Within the listing below, count the lines that have the string "habría". Answer with that number only.
________________________
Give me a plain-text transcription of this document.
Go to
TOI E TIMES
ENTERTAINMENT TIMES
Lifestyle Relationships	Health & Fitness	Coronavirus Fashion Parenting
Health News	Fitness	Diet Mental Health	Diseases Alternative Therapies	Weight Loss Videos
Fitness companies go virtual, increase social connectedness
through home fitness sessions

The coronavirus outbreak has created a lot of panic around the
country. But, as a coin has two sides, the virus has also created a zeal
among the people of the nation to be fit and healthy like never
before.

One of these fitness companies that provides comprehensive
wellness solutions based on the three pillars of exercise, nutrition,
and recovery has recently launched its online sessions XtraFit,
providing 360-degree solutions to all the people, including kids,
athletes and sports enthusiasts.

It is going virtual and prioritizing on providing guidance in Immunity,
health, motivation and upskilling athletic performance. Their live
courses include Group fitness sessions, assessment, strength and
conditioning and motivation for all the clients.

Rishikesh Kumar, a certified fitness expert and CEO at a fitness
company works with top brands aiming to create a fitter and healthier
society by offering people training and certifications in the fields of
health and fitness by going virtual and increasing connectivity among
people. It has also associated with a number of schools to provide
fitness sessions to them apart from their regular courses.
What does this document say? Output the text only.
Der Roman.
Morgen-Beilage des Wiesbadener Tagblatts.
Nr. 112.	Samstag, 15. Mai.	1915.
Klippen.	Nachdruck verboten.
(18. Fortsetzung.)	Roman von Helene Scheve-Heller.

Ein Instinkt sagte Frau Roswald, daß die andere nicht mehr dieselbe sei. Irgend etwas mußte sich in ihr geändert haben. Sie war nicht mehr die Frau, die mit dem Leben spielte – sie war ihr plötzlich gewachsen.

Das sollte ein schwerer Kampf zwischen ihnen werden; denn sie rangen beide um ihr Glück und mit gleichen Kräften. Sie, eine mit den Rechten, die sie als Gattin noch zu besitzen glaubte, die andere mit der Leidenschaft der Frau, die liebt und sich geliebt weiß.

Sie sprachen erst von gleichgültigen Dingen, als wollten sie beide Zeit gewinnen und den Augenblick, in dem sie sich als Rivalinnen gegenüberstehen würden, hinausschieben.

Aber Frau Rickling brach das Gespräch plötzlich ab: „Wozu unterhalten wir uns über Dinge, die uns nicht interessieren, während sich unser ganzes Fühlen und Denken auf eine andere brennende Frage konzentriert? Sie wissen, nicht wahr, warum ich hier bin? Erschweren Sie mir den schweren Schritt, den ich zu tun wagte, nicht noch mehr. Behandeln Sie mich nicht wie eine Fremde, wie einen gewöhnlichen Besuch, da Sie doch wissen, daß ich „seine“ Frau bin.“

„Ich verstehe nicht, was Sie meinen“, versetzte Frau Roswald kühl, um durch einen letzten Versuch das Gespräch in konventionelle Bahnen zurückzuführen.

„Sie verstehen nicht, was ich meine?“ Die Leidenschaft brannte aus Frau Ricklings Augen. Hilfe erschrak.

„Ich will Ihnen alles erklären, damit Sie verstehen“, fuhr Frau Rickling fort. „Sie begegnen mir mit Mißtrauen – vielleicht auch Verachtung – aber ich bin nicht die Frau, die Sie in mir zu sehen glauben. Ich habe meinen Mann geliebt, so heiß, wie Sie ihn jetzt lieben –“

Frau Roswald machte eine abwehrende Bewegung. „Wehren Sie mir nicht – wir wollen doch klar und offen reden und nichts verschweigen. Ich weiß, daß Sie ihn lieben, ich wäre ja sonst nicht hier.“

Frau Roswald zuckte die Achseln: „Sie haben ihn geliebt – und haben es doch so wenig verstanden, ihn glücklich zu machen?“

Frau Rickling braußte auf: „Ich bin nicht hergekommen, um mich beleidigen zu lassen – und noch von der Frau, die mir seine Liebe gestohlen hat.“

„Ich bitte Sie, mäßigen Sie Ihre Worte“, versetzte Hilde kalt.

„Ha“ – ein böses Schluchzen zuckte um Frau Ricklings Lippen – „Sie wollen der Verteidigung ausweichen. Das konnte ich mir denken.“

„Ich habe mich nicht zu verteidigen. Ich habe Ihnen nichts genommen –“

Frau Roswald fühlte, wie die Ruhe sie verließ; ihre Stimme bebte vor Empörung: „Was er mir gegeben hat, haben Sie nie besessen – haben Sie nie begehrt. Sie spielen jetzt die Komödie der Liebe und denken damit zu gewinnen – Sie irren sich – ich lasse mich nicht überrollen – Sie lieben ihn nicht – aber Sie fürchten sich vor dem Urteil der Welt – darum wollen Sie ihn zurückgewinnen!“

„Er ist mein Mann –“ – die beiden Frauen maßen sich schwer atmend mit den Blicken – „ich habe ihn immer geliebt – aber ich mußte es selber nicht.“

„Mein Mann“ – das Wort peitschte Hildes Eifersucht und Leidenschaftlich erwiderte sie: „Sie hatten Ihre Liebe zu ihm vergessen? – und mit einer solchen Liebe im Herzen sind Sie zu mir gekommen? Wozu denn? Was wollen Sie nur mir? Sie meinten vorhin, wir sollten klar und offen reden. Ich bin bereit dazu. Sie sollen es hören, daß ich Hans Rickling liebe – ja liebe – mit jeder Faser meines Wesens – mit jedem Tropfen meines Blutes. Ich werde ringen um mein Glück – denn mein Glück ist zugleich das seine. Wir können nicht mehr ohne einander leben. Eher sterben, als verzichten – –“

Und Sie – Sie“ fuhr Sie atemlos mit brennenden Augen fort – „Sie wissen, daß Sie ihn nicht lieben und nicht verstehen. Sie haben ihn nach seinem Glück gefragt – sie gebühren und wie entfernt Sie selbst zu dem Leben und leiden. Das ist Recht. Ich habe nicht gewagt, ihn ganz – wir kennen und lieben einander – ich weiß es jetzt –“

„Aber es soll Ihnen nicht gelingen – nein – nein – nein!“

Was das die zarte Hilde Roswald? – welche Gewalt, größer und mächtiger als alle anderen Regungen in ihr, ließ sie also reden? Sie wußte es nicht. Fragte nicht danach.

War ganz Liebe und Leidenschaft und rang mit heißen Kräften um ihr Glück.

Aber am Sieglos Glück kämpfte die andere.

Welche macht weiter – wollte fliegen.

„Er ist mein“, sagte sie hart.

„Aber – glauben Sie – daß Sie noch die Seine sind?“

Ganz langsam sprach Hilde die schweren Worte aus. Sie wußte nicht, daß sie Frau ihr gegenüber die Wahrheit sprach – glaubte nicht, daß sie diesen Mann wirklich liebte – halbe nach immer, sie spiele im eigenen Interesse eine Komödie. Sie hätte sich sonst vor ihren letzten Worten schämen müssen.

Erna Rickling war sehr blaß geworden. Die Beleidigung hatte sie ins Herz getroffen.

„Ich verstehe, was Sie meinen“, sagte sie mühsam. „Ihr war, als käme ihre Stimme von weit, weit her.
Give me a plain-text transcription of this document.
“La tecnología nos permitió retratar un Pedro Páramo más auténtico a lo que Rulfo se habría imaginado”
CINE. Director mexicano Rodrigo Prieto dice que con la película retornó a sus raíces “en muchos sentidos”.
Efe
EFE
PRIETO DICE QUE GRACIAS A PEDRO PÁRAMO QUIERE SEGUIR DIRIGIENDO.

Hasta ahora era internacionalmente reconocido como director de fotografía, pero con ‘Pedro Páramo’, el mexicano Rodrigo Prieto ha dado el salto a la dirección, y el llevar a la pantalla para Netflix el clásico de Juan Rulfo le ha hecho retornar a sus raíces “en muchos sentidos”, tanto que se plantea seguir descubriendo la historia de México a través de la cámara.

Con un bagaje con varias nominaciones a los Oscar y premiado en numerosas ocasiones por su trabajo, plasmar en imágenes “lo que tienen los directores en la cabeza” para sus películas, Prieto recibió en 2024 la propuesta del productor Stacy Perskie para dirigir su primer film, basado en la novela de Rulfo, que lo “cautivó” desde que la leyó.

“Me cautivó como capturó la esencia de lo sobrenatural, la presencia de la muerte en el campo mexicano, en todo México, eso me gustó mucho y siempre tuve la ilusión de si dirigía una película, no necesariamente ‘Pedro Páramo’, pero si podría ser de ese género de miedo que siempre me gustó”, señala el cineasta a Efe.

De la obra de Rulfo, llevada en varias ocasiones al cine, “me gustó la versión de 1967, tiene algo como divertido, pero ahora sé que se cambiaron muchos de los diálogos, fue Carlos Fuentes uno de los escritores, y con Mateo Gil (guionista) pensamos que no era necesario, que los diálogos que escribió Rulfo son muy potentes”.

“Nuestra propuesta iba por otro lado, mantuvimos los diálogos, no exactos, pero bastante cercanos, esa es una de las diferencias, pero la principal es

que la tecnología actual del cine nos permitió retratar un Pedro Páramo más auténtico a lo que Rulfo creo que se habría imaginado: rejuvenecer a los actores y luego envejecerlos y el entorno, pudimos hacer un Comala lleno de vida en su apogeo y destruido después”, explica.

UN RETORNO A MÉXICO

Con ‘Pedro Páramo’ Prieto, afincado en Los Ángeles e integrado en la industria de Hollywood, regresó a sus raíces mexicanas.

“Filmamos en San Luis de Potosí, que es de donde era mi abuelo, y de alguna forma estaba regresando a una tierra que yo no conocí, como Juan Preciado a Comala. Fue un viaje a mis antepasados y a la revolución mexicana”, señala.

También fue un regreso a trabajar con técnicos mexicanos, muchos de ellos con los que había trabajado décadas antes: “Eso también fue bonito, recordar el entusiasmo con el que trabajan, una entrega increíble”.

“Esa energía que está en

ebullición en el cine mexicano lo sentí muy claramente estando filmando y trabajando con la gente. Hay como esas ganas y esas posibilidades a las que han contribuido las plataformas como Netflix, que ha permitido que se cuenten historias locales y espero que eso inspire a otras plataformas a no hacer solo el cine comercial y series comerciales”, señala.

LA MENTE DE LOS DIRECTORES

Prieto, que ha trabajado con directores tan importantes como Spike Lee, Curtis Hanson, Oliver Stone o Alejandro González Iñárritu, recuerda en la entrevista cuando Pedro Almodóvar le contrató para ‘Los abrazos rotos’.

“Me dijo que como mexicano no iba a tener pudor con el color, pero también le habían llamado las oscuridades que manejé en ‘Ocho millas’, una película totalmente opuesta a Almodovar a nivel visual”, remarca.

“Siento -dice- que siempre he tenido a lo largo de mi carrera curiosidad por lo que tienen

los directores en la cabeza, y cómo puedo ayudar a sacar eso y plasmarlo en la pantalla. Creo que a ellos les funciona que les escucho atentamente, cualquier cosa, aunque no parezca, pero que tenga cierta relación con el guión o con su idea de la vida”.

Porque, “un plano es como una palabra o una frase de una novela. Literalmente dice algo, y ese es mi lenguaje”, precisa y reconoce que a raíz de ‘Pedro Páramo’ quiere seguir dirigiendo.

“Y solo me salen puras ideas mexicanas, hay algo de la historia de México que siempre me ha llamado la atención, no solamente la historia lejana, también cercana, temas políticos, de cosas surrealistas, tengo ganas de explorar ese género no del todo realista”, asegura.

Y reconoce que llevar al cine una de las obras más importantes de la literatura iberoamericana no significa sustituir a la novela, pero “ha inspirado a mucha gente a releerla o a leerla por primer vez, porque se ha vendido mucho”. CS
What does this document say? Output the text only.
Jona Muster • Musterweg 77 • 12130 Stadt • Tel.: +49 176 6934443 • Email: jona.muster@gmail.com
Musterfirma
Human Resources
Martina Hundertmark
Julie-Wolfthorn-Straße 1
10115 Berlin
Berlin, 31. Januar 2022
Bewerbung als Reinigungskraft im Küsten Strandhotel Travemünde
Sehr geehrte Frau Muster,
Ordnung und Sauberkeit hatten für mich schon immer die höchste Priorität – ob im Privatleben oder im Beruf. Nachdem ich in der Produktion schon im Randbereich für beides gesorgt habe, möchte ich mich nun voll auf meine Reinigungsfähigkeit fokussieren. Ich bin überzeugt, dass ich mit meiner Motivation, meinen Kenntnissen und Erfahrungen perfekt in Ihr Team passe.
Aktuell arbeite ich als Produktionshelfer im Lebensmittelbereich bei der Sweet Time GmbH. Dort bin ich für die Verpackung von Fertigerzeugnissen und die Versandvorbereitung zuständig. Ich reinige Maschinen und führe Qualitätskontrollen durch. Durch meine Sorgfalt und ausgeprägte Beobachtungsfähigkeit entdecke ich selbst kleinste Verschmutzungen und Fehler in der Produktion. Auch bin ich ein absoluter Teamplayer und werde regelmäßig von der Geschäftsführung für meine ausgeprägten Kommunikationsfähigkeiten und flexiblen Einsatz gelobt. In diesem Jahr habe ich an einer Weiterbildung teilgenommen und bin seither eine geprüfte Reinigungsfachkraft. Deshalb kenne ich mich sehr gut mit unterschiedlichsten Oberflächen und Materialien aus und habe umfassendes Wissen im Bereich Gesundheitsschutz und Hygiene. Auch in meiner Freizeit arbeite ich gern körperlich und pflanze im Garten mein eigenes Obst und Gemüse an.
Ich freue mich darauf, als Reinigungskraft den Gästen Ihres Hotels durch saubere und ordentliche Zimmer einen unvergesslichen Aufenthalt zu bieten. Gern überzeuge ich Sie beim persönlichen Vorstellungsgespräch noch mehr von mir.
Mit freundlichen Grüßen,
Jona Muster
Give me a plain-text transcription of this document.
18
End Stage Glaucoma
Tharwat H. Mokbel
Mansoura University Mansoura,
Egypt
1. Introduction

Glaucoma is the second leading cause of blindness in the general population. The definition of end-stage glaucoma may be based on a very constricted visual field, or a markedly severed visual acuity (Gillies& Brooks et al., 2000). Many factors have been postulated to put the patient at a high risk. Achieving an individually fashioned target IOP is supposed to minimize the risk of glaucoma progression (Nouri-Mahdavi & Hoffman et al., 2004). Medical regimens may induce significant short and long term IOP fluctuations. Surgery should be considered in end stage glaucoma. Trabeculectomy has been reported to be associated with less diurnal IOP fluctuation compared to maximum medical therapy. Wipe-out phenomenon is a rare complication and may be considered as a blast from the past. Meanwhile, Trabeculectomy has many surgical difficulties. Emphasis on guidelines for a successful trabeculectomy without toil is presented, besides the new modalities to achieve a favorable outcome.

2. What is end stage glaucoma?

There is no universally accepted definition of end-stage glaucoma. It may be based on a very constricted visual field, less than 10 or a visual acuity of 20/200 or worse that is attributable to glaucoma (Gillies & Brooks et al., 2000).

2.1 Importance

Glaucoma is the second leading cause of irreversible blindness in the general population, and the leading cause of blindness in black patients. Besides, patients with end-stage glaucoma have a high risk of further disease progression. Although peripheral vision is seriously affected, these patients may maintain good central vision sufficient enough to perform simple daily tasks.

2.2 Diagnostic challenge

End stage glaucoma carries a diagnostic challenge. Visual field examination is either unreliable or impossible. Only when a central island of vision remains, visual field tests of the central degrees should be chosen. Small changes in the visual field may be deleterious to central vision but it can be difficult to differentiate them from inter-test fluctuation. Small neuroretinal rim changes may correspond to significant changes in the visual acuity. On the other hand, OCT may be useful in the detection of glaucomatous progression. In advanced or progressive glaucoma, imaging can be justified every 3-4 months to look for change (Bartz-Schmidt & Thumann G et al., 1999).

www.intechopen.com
________________________
- Answer to this problem -
2